DATA EXTRACT:
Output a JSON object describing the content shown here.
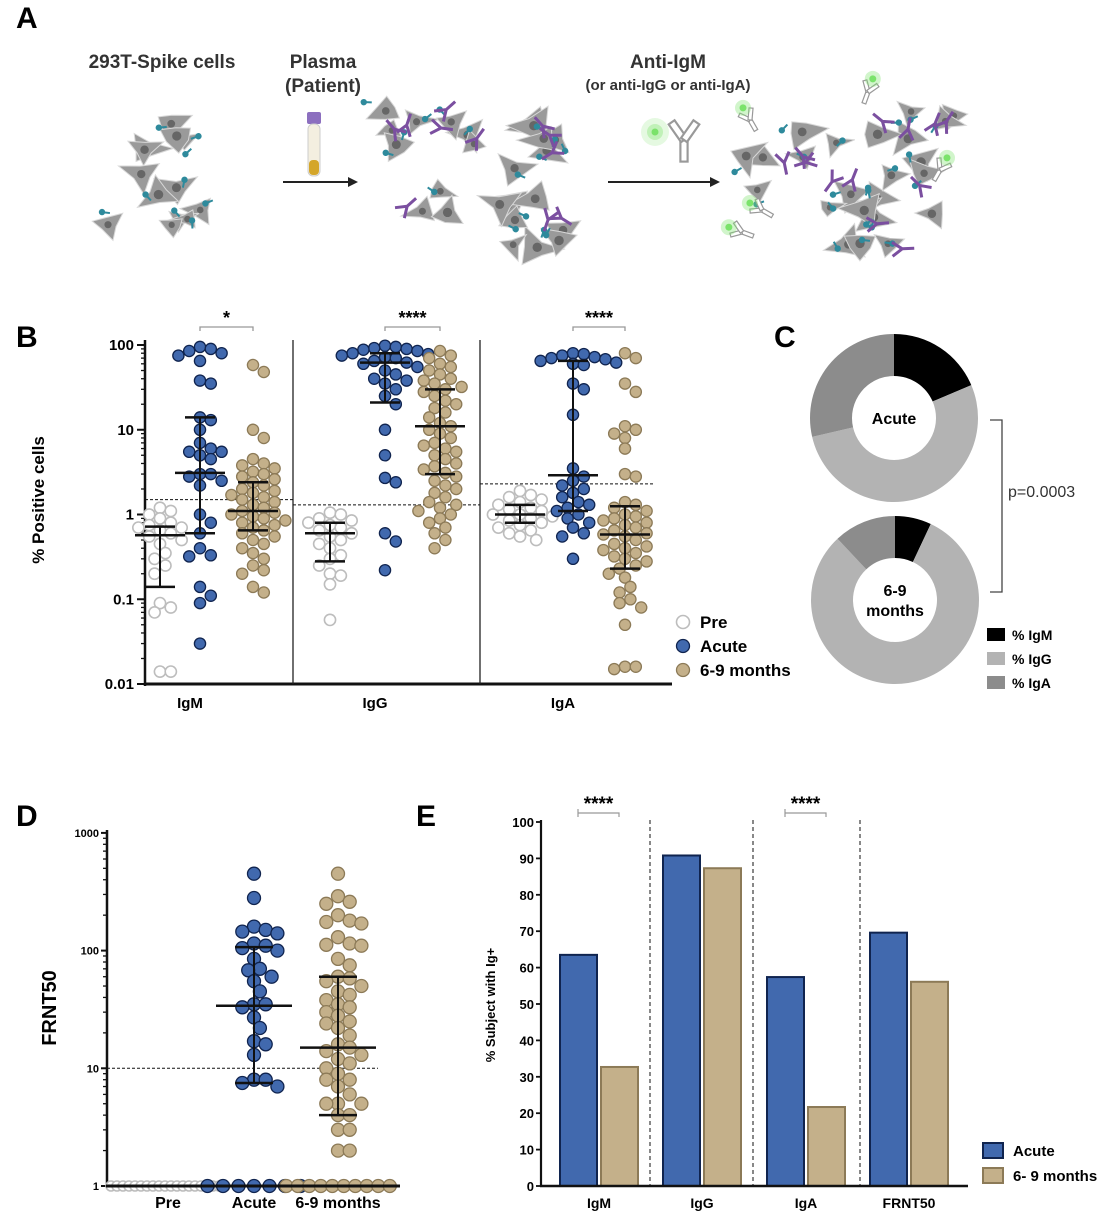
{
  "panel_labels": {
    "a": "A",
    "b": "B",
    "c": "C",
    "d": "D",
    "e": "E"
  },
  "panel_a": {
    "step1": "293T-Spike cells",
    "step2_line1": "Plasma",
    "step2_line2": "(Patient)",
    "step3_line1": "Anti-IgM",
    "step3_line2": "(or anti-IgG or anti-IgA)"
  },
  "colors": {
    "pre": "#bdbdbd",
    "acute": "#4169ae",
    "acute_edge": "#10244f",
    "late": "#c4b08a",
    "late_edge": "#8c7a57",
    "igm": "#000000",
    "igg": "#b3b3b3",
    "iga": "#8c8c8c",
    "spike": "#2e8a9c",
    "antibody": "#7b4fa0",
    "glow": "#7be36b"
  },
  "chart_data": [
    {
      "type": "scatter",
      "ylabel": "% Positive cells",
      "yscale": "log",
      "ylim": [
        0.01,
        100
      ],
      "yticks": [
        "0.01",
        "0.1",
        "1",
        "10",
        "100"
      ],
      "categories": [
        "IgM",
        "IgG",
        "IgA"
      ],
      "legend": [
        "Pre",
        "Acute",
        "6-9 months"
      ],
      "legend_position": "right",
      "groups": [
        {
          "category": "IgM",
          "threshold": 1.5,
          "significance": "*",
          "series": [
            {
              "name": "Pre",
              "median": 0.57,
              "iqr": [
                0.14,
                0.72
              ],
              "values": [
                1.2,
                1.1,
                1.0,
                0.9,
                0.8,
                0.75,
                0.7,
                0.7,
                0.65,
                0.6,
                0.55,
                0.5,
                0.45,
                0.35,
                0.3,
                0.25,
                0.2,
                0.09,
                0.08,
                0.07,
                0.014,
                0.014
              ]
            },
            {
              "name": "Acute",
              "median": 3.1,
              "iqr": [
                0.6,
                14
              ],
              "values": [
                95,
                90,
                85,
                80,
                75,
                65,
                38,
                35,
                14,
                13,
                10,
                7,
                6,
                5.5,
                5.5,
                5,
                4.5,
                3,
                3,
                2.8,
                2.5,
                2.2,
                1.0,
                0.8,
                0.6,
                0.4,
                0.33,
                0.32,
                0.14,
                0.11,
                0.09,
                0.03
              ]
            },
            {
              "name": "6-9 months",
              "median": 1.1,
              "iqr": [
                0.65,
                2.4
              ],
              "values": [
                58,
                48,
                10,
                8,
                4.5,
                4,
                3.8,
                3.5,
                3.2,
                3,
                2.8,
                2.6,
                2.4,
                2.2,
                2,
                1.9,
                1.8,
                1.7,
                1.6,
                1.5,
                1.4,
                1.3,
                1.2,
                1.1,
                1.05,
                1,
                0.95,
                0.9,
                0.85,
                0.8,
                0.75,
                0.7,
                0.65,
                0.6,
                0.55,
                0.5,
                0.45,
                0.4,
                0.35,
                0.3,
                0.25,
                0.22,
                0.2,
                0.14,
                0.12
              ]
            }
          ]
        },
        {
          "category": "IgG",
          "threshold": 1.3,
          "significance": "****",
          "series": [
            {
              "name": "Pre",
              "median": 0.6,
              "iqr": [
                0.28,
                0.8
              ],
              "values": [
                1.05,
                1.0,
                0.9,
                0.85,
                0.8,
                0.75,
                0.7,
                0.65,
                0.6,
                0.55,
                0.5,
                0.45,
                0.4,
                0.33,
                0.3,
                0.25,
                0.2,
                0.19,
                0.15,
                0.057
              ]
            },
            {
              "name": "Acute",
              "median": 62,
              "iqr": [
                21,
                80
              ],
              "values": [
                98,
                95,
                92,
                90,
                88,
                85,
                80,
                78,
                75,
                72,
                70,
                65,
                62,
                60,
                55,
                50,
                45,
                40,
                38,
                35,
                30,
                25,
                20,
                10,
                5,
                2.7,
                2.4,
                0.6,
                0.48,
                0.22
              ]
            },
            {
              "name": "6-9 months",
              "median": 11,
              "iqr": [
                3,
                30
              ],
              "values": [
                85,
                75,
                70,
                60,
                55,
                50,
                45,
                40,
                38,
                35,
                32,
                30,
                28,
                25,
                22,
                20,
                18,
                16,
                14,
                12,
                11,
                10,
                9,
                8,
                7,
                6.5,
                6,
                5.5,
                5,
                4.5,
                4,
                3.7,
                3.4,
                3.1,
                2.8,
                2.5,
                2.2,
                2,
                1.8,
                1.6,
                1.4,
                1.3,
                1.2,
                1.1,
                1,
                0.9,
                0.8,
                0.7,
                0.6,
                0.5,
                0.4
              ]
            }
          ]
        },
        {
          "category": "IgA",
          "threshold": 2.3,
          "significance": "****",
          "series": [
            {
              "name": "Pre",
              "median": 1.0,
              "iqr": [
                0.8,
                1.3
              ],
              "values": [
                1.9,
                1.7,
                1.6,
                1.5,
                1.4,
                1.3,
                1.2,
                1.15,
                1.1,
                1.0,
                1.0,
                0.95,
                0.9,
                0.85,
                0.8,
                0.75,
                0.7,
                0.65,
                0.6,
                0.55,
                0.5
              ]
            },
            {
              "name": "Acute",
              "median": 2.9,
              "iqr": [
                1.1,
                65
              ],
              "values": [
                80,
                78,
                75,
                72,
                70,
                68,
                65,
                62,
                60,
                58,
                35,
                30,
                15,
                3.5,
                2.8,
                2.5,
                2.2,
                2,
                1.8,
                1.6,
                1.4,
                1.3,
                1.2,
                1.1,
                1.0,
                0.9,
                0.8,
                0.7,
                0.6,
                0.55,
                0.3
              ]
            },
            {
              "name": "6-9 months",
              "median": 0.58,
              "iqr": [
                0.23,
                1.25
              ],
              "values": [
                80,
                70,
                35,
                28,
                11,
                10,
                9,
                8,
                6,
                3,
                2.8,
                1.4,
                1.3,
                1.2,
                1.1,
                1.0,
                0.95,
                0.9,
                0.85,
                0.8,
                0.75,
                0.7,
                0.65,
                0.6,
                0.58,
                0.55,
                0.5,
                0.45,
                0.42,
                0.4,
                0.38,
                0.35,
                0.32,
                0.3,
                0.28,
                0.25,
                0.23,
                0.2,
                0.18,
                0.14,
                0.12,
                0.1,
                0.09,
                0.08,
                0.05,
                0.016,
                0.016,
                0.015
              ]
            }
          ]
        }
      ]
    },
    {
      "type": "pie",
      "donut": true,
      "charts": [
        {
          "label_lines": [
            "Acute"
          ],
          "slices": [
            {
              "name": "% IgM",
              "value": 18.6
            },
            {
              "name": "% IgG",
              "value": 52.8
            },
            {
              "name": "% IgA",
              "value": 28.6
            }
          ]
        },
        {
          "label_lines": [
            "6-9",
            "months"
          ],
          "slices": [
            {
              "name": "% IgM",
              "value": 7
            },
            {
              "name": "% IgG",
              "value": 81
            },
            {
              "name": "% IgA",
              "value": 12
            }
          ]
        }
      ],
      "legend": [
        "% IgM",
        "% IgG",
        "% IgA"
      ],
      "pvalue": "p=0.0003"
    },
    {
      "type": "scatter",
      "ylabel": "FRNT50",
      "yscale": "log",
      "ylim": [
        1,
        1000
      ],
      "yticks": [
        "1",
        "10",
        "100",
        "1000"
      ],
      "categories": [
        "Pre",
        "Acute",
        "6-9 months"
      ],
      "threshold": 10,
      "series": [
        {
          "name": "Pre",
          "values": [
            1,
            1,
            1,
            1,
            1,
            1,
            1,
            1,
            1,
            1,
            1,
            1,
            1,
            1,
            1,
            1,
            1,
            1,
            1,
            1
          ]
        },
        {
          "name": "Acute",
          "median": 34,
          "iqr": [
            7.5,
            107
          ],
          "values": [
            450,
            280,
            160,
            150,
            145,
            140,
            115,
            110,
            105,
            100,
            85,
            70,
            68,
            60,
            55,
            45,
            35,
            35,
            33,
            27,
            22,
            17,
            16,
            13,
            8,
            8,
            7.5,
            7,
            1,
            1,
            1,
            1,
            1,
            1,
            1
          ]
        },
        {
          "name": "6-9 months",
          "median": 15,
          "iqr": [
            4,
            60
          ],
          "values": [
            450,
            290,
            260,
            250,
            200,
            180,
            175,
            170,
            130,
            115,
            112,
            110,
            85,
            75,
            60,
            58,
            55,
            50,
            45,
            42,
            38,
            35,
            33,
            30,
            28,
            25,
            24,
            22,
            19,
            16,
            15,
            14,
            13,
            12,
            11,
            10,
            9,
            8,
            8,
            7,
            6,
            5,
            5,
            5,
            4,
            4,
            3,
            3,
            2,
            2,
            1,
            1,
            1,
            1,
            1,
            1,
            1,
            1,
            1,
            1
          ]
        }
      ]
    },
    {
      "type": "bar",
      "ylabel": "% Subject with Ig+",
      "ylim": [
        0,
        100
      ],
      "yticks": [
        "0",
        "10",
        "20",
        "30",
        "40",
        "50",
        "60",
        "70",
        "80",
        "90",
        "100"
      ],
      "categories": [
        "IgM",
        "IgG",
        "IgA",
        "FRNT50"
      ],
      "series": [
        {
          "name": "Acute",
          "values": [
            63.5,
            90.8,
            57.4,
            69.6
          ]
        },
        {
          "name": "6- 9 months",
          "values": [
            32.7,
            87.3,
            21.7,
            56.1
          ]
        }
      ],
      "significance": [
        {
          "category": "IgM",
          "label": "****"
        },
        {
          "category": "IgA",
          "label": "****"
        }
      ],
      "legend_position": "bottom-right"
    }
  ]
}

PROBLEM DETAILS: Copy all lines from the entries that contain the word "cells".

SOLUTION TO THIS EXERCISE:
    "step1": "293T-Spike cells",
      "ylabel": "% Positive cells",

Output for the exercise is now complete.